# Given request
Gather all lines from the material that contain "Heliocentric".

═════ Recorded data ═════

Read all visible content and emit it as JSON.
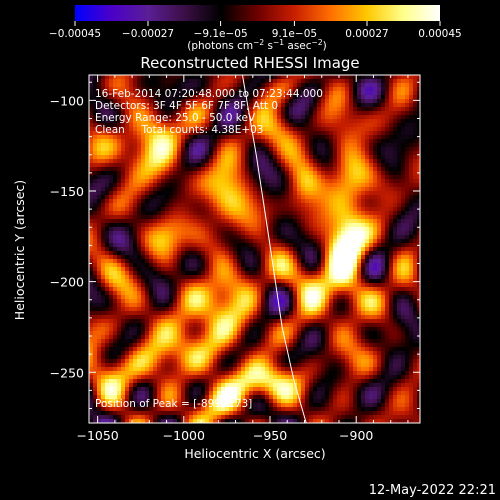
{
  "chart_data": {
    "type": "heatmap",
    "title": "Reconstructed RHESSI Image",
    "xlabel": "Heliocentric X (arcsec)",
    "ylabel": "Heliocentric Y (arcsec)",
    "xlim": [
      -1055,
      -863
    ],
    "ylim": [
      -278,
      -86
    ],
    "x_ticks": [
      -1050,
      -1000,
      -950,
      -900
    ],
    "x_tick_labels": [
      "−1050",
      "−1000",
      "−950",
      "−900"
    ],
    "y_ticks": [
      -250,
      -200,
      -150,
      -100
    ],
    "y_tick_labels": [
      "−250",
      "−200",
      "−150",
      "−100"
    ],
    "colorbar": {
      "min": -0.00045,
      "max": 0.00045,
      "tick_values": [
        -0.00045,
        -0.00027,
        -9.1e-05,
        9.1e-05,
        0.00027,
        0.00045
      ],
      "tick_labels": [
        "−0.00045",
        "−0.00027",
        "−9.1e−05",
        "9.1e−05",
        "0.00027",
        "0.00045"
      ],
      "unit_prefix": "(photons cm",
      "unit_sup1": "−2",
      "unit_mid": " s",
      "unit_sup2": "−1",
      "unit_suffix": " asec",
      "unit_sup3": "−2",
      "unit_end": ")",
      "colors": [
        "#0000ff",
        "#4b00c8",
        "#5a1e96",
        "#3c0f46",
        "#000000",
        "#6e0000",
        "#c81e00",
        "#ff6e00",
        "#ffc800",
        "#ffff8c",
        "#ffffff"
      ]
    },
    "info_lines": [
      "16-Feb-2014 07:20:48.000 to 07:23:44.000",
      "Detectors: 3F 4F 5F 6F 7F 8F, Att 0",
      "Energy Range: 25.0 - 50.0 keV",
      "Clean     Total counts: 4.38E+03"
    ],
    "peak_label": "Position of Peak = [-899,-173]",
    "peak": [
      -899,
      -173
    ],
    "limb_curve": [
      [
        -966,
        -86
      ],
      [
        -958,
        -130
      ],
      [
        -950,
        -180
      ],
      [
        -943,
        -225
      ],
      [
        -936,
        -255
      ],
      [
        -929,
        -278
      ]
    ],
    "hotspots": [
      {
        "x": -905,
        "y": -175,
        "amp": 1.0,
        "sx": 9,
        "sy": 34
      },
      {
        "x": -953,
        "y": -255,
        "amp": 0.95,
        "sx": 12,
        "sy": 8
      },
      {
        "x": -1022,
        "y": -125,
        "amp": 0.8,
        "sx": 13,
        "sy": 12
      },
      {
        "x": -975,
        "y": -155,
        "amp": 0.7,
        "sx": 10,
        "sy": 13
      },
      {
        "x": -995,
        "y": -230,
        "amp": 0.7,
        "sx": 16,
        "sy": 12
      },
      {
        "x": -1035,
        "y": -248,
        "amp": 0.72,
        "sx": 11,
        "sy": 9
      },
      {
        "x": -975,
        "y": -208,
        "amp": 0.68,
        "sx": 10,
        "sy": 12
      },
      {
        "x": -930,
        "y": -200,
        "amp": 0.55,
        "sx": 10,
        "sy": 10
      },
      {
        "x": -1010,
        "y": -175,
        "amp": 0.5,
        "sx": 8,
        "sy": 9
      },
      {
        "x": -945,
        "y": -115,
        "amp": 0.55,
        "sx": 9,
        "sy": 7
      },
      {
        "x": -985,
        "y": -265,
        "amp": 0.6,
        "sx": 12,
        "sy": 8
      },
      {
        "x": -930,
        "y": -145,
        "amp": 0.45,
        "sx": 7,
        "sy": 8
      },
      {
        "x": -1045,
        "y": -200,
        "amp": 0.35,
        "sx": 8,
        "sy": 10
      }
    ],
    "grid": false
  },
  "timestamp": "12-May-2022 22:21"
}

═════
═════ Recorded data ═════

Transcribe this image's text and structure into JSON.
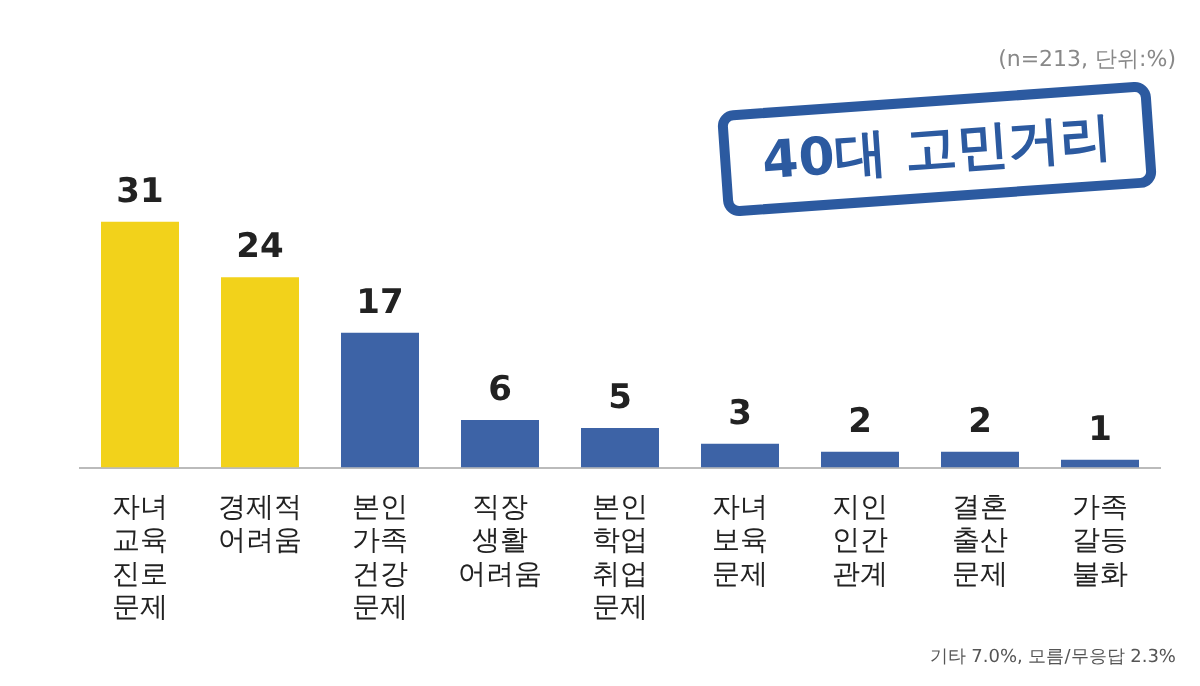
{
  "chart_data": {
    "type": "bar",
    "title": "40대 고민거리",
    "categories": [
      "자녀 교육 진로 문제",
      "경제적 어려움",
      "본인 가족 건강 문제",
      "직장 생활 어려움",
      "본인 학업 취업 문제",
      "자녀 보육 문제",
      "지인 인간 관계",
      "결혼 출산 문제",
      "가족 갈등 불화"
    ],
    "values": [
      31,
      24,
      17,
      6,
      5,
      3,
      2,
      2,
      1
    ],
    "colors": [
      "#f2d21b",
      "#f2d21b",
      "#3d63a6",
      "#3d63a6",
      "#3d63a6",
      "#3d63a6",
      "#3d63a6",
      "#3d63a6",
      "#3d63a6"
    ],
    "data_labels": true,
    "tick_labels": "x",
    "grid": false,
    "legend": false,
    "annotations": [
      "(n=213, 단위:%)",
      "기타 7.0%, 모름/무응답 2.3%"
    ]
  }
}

═════
═════ Recorded data ═════

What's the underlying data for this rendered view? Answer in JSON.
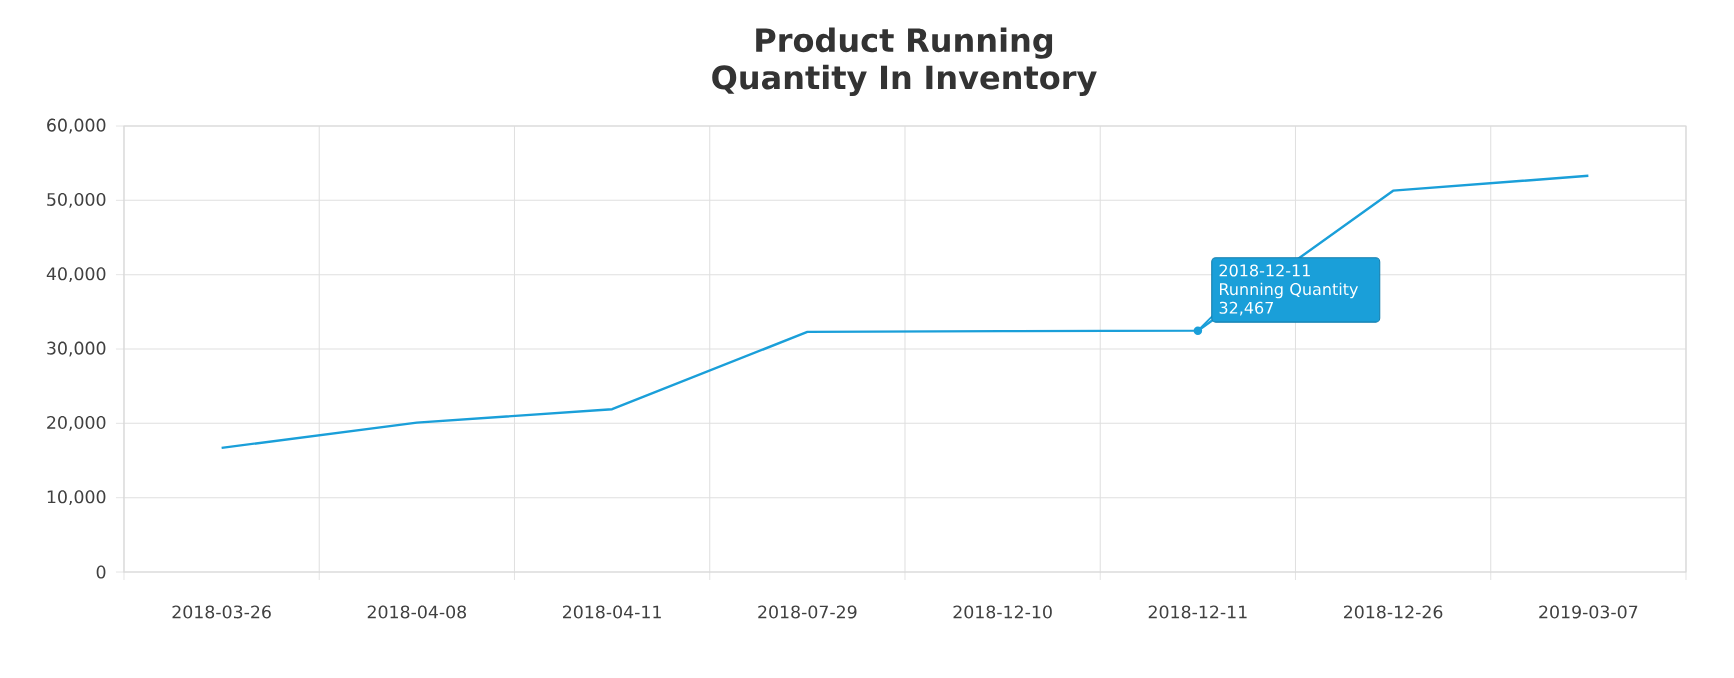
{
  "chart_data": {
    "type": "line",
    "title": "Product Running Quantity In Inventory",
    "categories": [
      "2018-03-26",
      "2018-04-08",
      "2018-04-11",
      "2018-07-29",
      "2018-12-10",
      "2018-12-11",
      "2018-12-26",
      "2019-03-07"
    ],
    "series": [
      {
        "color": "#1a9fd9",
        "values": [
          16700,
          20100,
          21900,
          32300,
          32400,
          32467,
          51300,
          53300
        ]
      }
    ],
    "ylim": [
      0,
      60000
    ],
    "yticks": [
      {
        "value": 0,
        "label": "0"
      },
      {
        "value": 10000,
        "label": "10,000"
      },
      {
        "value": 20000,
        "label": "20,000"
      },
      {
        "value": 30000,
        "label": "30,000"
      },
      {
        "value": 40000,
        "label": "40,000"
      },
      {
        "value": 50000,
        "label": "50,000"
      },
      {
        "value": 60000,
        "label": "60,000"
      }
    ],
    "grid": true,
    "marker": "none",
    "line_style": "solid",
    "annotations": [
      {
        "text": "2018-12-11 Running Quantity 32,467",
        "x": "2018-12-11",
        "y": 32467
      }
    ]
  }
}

═════

# Task answer
    "xlabel": "Heliocentric X (arcsec)",
    "ylabel": "Heliocentric Y (arcsec)",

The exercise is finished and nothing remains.